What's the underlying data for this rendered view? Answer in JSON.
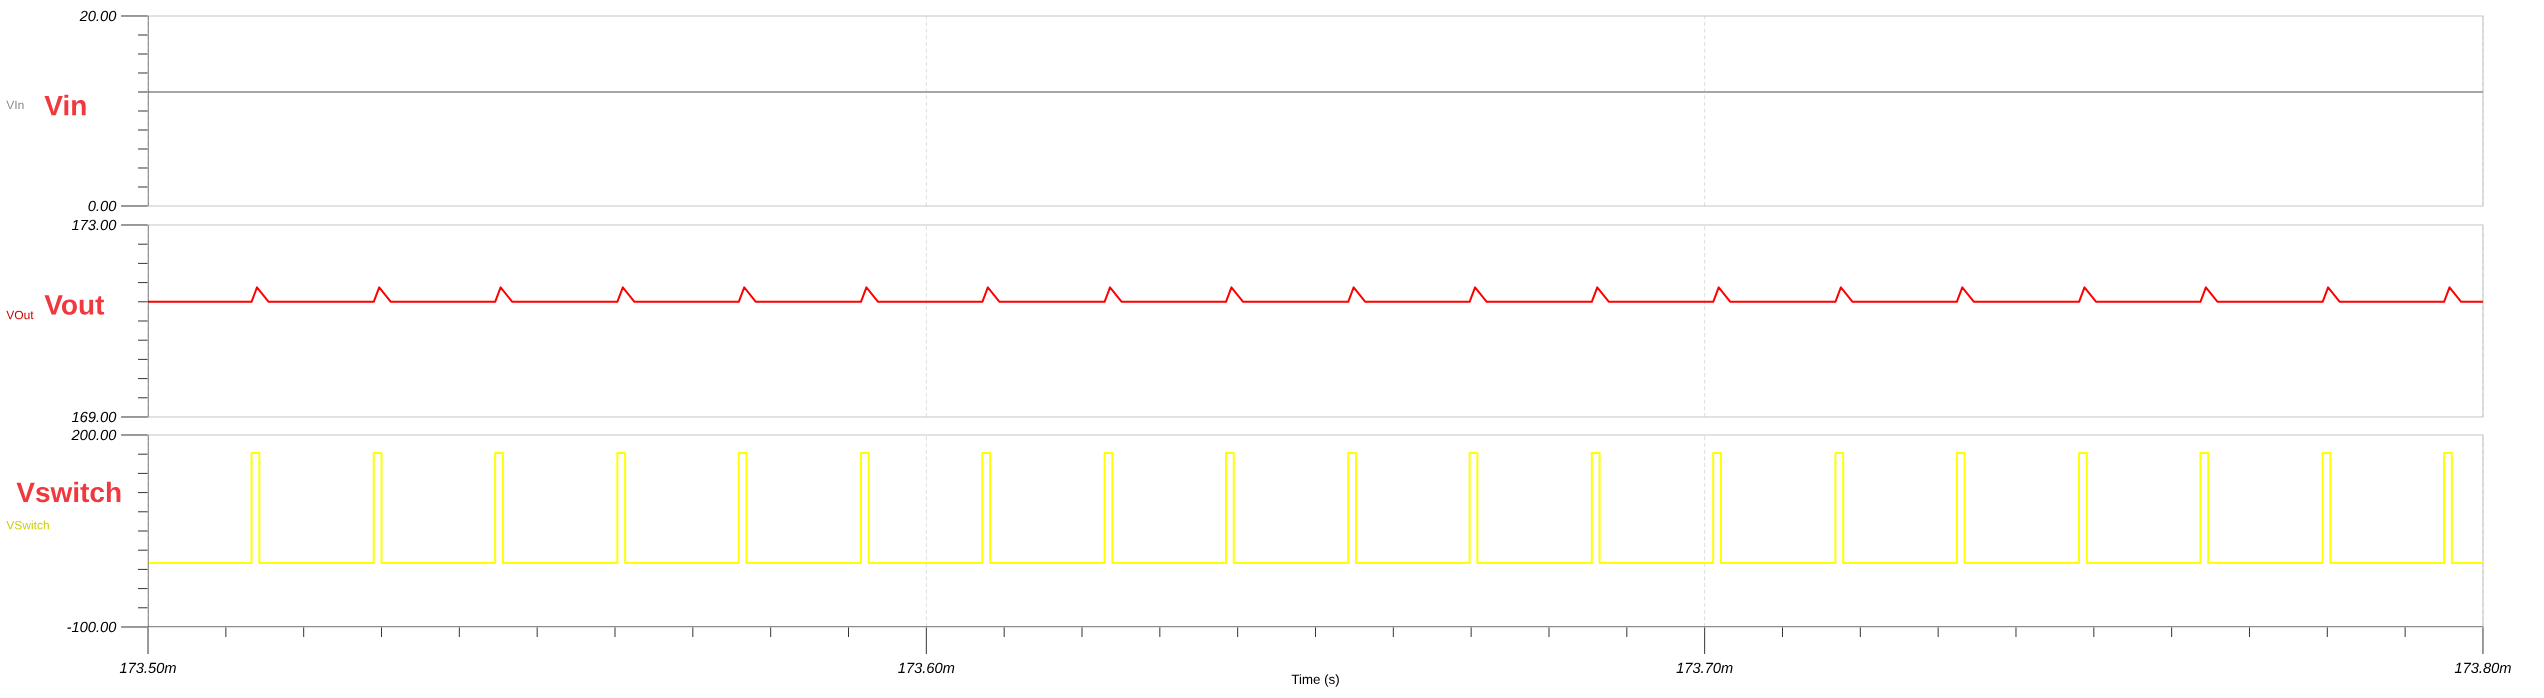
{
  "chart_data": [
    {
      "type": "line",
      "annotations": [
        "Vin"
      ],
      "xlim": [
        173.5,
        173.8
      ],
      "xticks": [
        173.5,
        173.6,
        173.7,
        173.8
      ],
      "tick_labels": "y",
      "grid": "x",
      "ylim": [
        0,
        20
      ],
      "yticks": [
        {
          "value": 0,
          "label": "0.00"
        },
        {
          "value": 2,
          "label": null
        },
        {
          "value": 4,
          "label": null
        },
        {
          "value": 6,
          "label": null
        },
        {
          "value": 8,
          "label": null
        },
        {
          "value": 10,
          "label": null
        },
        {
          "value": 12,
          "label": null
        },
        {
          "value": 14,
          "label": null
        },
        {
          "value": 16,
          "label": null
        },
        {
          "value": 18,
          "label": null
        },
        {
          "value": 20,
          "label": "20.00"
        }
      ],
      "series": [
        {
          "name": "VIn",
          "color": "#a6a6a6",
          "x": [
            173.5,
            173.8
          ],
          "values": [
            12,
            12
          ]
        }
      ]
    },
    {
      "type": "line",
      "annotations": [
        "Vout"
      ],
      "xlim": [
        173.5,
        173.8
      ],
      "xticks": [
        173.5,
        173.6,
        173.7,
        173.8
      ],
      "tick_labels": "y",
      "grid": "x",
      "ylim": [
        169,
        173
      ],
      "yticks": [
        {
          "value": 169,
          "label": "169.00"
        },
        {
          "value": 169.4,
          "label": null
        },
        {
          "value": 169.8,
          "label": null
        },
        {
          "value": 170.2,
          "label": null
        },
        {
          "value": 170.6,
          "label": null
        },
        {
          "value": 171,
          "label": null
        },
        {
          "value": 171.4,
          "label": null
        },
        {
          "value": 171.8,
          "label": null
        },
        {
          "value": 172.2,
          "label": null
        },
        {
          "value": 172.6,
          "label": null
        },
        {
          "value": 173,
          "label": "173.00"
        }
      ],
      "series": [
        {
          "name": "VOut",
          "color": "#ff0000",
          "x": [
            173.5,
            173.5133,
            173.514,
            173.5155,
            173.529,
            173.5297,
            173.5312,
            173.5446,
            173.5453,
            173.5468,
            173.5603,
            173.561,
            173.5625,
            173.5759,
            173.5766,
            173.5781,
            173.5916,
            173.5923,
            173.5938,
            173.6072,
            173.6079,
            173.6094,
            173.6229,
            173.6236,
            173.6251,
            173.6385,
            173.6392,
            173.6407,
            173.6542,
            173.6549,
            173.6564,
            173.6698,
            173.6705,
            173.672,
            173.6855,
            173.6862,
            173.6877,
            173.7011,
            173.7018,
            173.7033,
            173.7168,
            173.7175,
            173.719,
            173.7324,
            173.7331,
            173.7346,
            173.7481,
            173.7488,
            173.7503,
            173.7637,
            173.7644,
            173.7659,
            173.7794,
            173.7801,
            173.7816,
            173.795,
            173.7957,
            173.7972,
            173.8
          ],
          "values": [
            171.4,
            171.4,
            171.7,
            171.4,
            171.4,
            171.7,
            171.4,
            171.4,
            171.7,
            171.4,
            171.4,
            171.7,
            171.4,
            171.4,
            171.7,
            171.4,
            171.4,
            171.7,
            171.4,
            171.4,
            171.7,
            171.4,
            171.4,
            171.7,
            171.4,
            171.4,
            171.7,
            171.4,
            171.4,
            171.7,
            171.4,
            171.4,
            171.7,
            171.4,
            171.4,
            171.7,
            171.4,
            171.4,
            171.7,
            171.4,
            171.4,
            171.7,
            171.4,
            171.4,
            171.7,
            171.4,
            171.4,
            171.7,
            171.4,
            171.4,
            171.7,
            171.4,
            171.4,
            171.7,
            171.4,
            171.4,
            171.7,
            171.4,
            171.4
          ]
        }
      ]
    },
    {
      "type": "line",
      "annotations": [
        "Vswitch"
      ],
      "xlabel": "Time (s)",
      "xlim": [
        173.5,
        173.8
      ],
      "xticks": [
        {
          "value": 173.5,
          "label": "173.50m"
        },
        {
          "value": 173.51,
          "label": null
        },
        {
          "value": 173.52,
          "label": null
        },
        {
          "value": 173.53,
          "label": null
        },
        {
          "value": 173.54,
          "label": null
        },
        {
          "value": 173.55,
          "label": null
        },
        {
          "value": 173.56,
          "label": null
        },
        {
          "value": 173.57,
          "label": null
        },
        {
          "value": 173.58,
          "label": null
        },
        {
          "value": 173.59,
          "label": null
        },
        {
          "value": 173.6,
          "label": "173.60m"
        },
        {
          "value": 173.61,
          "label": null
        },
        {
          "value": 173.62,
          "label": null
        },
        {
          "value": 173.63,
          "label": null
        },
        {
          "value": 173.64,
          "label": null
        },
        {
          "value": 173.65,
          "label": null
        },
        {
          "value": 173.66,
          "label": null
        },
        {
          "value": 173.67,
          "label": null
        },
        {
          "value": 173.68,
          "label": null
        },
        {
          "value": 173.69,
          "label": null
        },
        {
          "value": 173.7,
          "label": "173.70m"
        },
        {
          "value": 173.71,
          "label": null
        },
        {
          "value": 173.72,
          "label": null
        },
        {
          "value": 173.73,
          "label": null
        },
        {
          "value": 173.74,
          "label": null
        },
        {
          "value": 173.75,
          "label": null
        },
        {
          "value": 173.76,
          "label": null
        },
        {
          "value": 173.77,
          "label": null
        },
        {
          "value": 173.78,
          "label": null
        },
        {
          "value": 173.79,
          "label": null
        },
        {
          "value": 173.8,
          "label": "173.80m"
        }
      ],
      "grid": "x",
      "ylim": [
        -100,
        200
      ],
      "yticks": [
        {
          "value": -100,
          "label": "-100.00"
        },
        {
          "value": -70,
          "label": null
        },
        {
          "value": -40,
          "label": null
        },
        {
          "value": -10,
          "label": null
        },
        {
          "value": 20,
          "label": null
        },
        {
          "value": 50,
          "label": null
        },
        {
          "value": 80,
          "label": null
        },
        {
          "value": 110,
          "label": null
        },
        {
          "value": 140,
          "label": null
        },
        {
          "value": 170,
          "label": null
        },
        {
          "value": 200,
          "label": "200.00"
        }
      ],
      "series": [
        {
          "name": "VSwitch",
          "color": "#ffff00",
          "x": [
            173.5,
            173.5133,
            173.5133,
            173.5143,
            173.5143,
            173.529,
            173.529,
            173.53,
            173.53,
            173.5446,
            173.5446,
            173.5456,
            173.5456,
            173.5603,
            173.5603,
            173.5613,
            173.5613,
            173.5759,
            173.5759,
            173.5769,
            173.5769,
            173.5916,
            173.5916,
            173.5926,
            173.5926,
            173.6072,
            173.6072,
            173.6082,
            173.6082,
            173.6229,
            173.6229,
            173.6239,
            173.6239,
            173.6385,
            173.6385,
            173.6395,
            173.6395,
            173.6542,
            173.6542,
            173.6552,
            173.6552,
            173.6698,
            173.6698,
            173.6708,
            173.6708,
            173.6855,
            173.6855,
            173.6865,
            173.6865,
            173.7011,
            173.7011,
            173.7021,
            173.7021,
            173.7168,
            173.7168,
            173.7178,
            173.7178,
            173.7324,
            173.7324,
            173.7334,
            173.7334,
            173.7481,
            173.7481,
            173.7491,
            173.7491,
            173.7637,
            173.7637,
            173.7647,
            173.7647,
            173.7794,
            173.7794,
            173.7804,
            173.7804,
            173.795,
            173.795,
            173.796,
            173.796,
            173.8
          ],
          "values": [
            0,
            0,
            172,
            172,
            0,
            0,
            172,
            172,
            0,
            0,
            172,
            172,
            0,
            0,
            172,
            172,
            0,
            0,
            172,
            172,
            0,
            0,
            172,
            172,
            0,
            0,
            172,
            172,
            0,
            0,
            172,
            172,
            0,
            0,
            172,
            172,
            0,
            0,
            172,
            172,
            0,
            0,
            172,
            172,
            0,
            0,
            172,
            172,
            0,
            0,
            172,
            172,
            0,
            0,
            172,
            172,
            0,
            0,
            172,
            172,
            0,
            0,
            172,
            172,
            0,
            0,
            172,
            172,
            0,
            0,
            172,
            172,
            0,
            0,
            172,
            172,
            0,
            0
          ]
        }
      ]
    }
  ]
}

PROBLEM TO WORK ON:
In the data above, count the lines where the word "color" appears; reply with the number only.

SOLUTION FOR THIS EXERCISE:
3